— REQUIRED WORK —
Output each entry below as it stands, leaving out every picture.

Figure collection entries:
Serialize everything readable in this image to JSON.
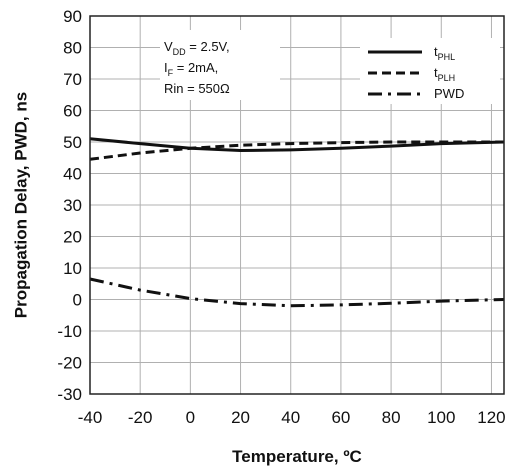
{
  "chart_data": {
    "type": "line",
    "xlabel": "Temperature, ºC",
    "ylabel": "Propagation Delay, PWD, ns",
    "xlim": [
      -40,
      125
    ],
    "ylim": [
      -30,
      90
    ],
    "xticks": [
      -40,
      -20,
      0,
      20,
      40,
      60,
      80,
      100,
      120
    ],
    "yticks": [
      -30,
      -20,
      -10,
      0,
      10,
      20,
      30,
      40,
      50,
      60,
      70,
      80,
      90
    ],
    "grid": true,
    "legend_position": "top-right",
    "conditions": [
      {
        "main": "V",
        "sub": "DD",
        "rest": " = 2.5V,"
      },
      {
        "main": "I",
        "sub": "F",
        "rest": " = 2mA,"
      },
      {
        "main": "Rin = 550Ω",
        "sub": "",
        "rest": ""
      }
    ],
    "series": [
      {
        "name_main": "t",
        "name_sub": "PHL",
        "style": "solid",
        "x": [
          -40,
          -20,
          0,
          20,
          40,
          60,
          80,
          100,
          125
        ],
        "y": [
          51,
          49.5,
          48,
          47.3,
          47.5,
          48,
          48.7,
          49.5,
          50
        ]
      },
      {
        "name_main": "t",
        "name_sub": "PLH",
        "style": "dash",
        "x": [
          -40,
          -20,
          0,
          20,
          40,
          60,
          80,
          100,
          125
        ],
        "y": [
          44.5,
          46.5,
          48,
          49,
          49.5,
          49.8,
          50,
          50,
          50
        ]
      },
      {
        "name_main": "PWD",
        "name_sub": "",
        "style": "dashdot",
        "x": [
          -40,
          -20,
          0,
          20,
          40,
          60,
          80,
          100,
          125
        ],
        "y": [
          6.5,
          3,
          0.3,
          -1.3,
          -2,
          -1.7,
          -1.2,
          -0.5,
          0
        ]
      }
    ]
  }
}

— PROBLEM SOLUTION —
Serialize everything readable in this image to JSON.
{
  "chart_data": {
    "type": "line",
    "xlabel": "Temperature, ºC",
    "ylabel": "Propagation Delay, PWD, ns",
    "xlim": [
      -40,
      125
    ],
    "ylim": [
      -30,
      90
    ],
    "xticks": [
      -40,
      -20,
      0,
      20,
      40,
      60,
      80,
      100,
      120
    ],
    "yticks": [
      -30,
      -20,
      -10,
      0,
      10,
      20,
      30,
      40,
      50,
      60,
      70,
      80,
      90
    ],
    "grid": true,
    "legend_position": "top-right",
    "conditions": [
      {
        "main": "V",
        "sub": "DD",
        "rest": " = 2.5V,"
      },
      {
        "main": "I",
        "sub": "F",
        "rest": " = 2mA,"
      },
      {
        "main": "Rin = 550Ω",
        "sub": "",
        "rest": ""
      }
    ],
    "series": [
      {
        "name_main": "t",
        "name_sub": "PHL",
        "style": "solid",
        "x": [
          -40,
          -20,
          0,
          20,
          40,
          60,
          80,
          100,
          125
        ],
        "y": [
          51,
          49.5,
          48,
          47.3,
          47.5,
          48,
          48.7,
          49.5,
          50
        ]
      },
      {
        "name_main": "t",
        "name_sub": "PLH",
        "style": "dash",
        "x": [
          -40,
          -20,
          0,
          20,
          40,
          60,
          80,
          100,
          125
        ],
        "y": [
          44.5,
          46.5,
          48,
          49,
          49.5,
          49.8,
          50,
          50,
          50
        ]
      },
      {
        "name_main": "PWD",
        "name_sub": "",
        "style": "dashdot",
        "x": [
          -40,
          -20,
          0,
          20,
          40,
          60,
          80,
          100,
          125
        ],
        "y": [
          6.5,
          3,
          0.3,
          -1.3,
          -2,
          -1.7,
          -1.2,
          -0.5,
          0
        ]
      }
    ]
  }
}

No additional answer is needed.